Some records
***

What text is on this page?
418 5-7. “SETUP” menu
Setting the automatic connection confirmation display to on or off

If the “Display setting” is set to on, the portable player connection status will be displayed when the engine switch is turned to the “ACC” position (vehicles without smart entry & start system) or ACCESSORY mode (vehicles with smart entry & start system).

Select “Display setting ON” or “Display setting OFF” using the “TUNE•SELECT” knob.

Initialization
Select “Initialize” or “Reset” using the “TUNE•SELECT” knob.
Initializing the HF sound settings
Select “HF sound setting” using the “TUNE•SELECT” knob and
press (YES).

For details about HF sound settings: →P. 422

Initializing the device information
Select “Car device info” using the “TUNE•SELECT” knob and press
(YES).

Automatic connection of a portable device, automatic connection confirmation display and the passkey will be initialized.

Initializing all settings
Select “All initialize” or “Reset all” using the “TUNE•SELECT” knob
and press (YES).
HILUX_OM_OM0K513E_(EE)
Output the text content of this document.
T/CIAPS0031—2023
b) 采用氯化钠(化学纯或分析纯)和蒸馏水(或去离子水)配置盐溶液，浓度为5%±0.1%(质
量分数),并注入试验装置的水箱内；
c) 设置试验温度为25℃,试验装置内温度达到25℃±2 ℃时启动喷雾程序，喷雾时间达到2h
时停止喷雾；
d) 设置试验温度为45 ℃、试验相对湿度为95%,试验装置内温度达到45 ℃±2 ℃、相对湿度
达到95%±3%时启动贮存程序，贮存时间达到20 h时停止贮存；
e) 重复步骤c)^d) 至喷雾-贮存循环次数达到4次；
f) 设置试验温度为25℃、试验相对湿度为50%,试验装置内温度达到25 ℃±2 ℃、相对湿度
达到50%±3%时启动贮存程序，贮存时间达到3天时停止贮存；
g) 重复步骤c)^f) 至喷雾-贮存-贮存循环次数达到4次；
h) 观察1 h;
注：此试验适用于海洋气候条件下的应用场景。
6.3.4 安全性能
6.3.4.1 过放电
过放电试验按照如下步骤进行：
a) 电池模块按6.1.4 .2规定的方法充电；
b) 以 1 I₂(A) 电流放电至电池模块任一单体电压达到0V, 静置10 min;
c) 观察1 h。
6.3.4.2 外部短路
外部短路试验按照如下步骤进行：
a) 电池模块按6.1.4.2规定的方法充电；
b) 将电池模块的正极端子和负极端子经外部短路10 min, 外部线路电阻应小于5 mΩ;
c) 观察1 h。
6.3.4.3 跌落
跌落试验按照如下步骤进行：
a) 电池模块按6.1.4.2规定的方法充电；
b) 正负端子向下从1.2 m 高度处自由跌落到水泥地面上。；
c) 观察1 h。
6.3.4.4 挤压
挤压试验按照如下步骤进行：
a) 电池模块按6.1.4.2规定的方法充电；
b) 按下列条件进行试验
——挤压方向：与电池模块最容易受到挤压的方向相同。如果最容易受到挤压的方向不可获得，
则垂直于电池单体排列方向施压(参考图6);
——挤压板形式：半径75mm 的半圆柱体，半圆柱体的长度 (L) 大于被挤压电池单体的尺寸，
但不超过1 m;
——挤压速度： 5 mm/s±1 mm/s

***

• _Exercise goal_
Output all of the data again. Match it exactly.

• _Task answer_
What text is on this page?
418 5-7. “SETUP” menu
Setting the automatic connection confirmation display to on or off

If the “Display setting” is set to on, the portable player connection status will be displayed when the engine switch is turned to the “ACC” position (vehicles without smart entry & start system) or ACCESSORY mode (vehicles with smart entry & start system).

Select “Display setting ON” or “Display setting OFF” using the “TUNE•SELECT” knob.

Initialization
Select “Initialize” or “Reset” using the “TUNE•SELECT” knob.
Initializing the HF sound settings
Select “HF sound setting” using the “TUNE•SELECT” knob and
press (YES).

For details about HF sound settings: →P. 422

Initializing the device information
Select “Car device info” using the “TUNE•SELECT” knob and press
(YES).

Automatic connection of a portable device, automatic connection confirmation display and the passkey will be initialized.

Initializing all settings
Select “All initialize” or “Reset all” using the “TUNE•SELECT” knob
and press (YES).
HILUX_OM_OM0K513E_(EE)
Output the text content of this document.
T/CIAPS0031—2023
b) 采用氯化钠(化学纯或分析纯)和蒸馏水(或去离子水)配置盐溶液，浓度为5%±0.1%(质
量分数),并注入试验装置的水箱内；
c) 设置试验温度为25℃,试验装置内温度达到25℃±2 ℃时启动喷雾程序，喷雾时间达到2h
时停止喷雾；
d) 设置试验温度为45 ℃、试验相对湿度为95%,试验装置内温度达到45 ℃±2 ℃、相对湿度
达到95%±3%时启动贮存程序，贮存时间达到20 h时停止贮存；
e) 重复步骤c)^d) 至喷雾-贮存循环次数达到4次；
f) 设置试验温度为25℃、试验相对湿度为50%,试验装置内温度达到25 ℃±2 ℃、相对湿度
达到50%±3%时启动贮存程序，贮存时间达到3天时停止贮存；
g) 重复步骤c)^f) 至喷雾-贮存-贮存循环次数达到4次；
h) 观察1 h;
注：此试验适用于海洋气候条件下的应用场景。
6.3.4 安全性能
6.3.4.1 过放电
过放电试验按照如下步骤进行：
a) 电池模块按6.1.4 .2规定的方法充电；
b) 以 1 I₂(A) 电流放电至电池模块任一单体电压达到0V, 静置10 min;
c) 观察1 h。
6.3.4.2 外部短路
外部短路试验按照如下步骤进行：
a) 电池模块按6.1.4.2规定的方法充电；
b) 将电池模块的正极端子和负极端子经外部短路10 min, 外部线路电阻应小于5 mΩ;
c) 观察1 h。
6.3.4.3 跌落
跌落试验按照如下步骤进行：
a) 电池模块按6.1.4.2规定的方法充电；
b) 正负端子向下从1.2 m 高度处自由跌落到水泥地面上。；
c) 观察1 h。
6.3.4.4 挤压
挤压试验按照如下步骤进行：
a) 电池模块按6.1.4.2规定的方法充电；
b) 按下列条件进行试验
——挤压方向：与电池模块最容易受到挤压的方向相同。如果最容易受到挤压的方向不可获得，
则垂直于电池单体排列方向施压(参考图6);
——挤压板形式：半径75mm 的半圆柱体，半圆柱体的长度 (L) 大于被挤压电池单体的尺寸，
但不超过1 m;
——挤压速度： 5 mm/s±1 mm/s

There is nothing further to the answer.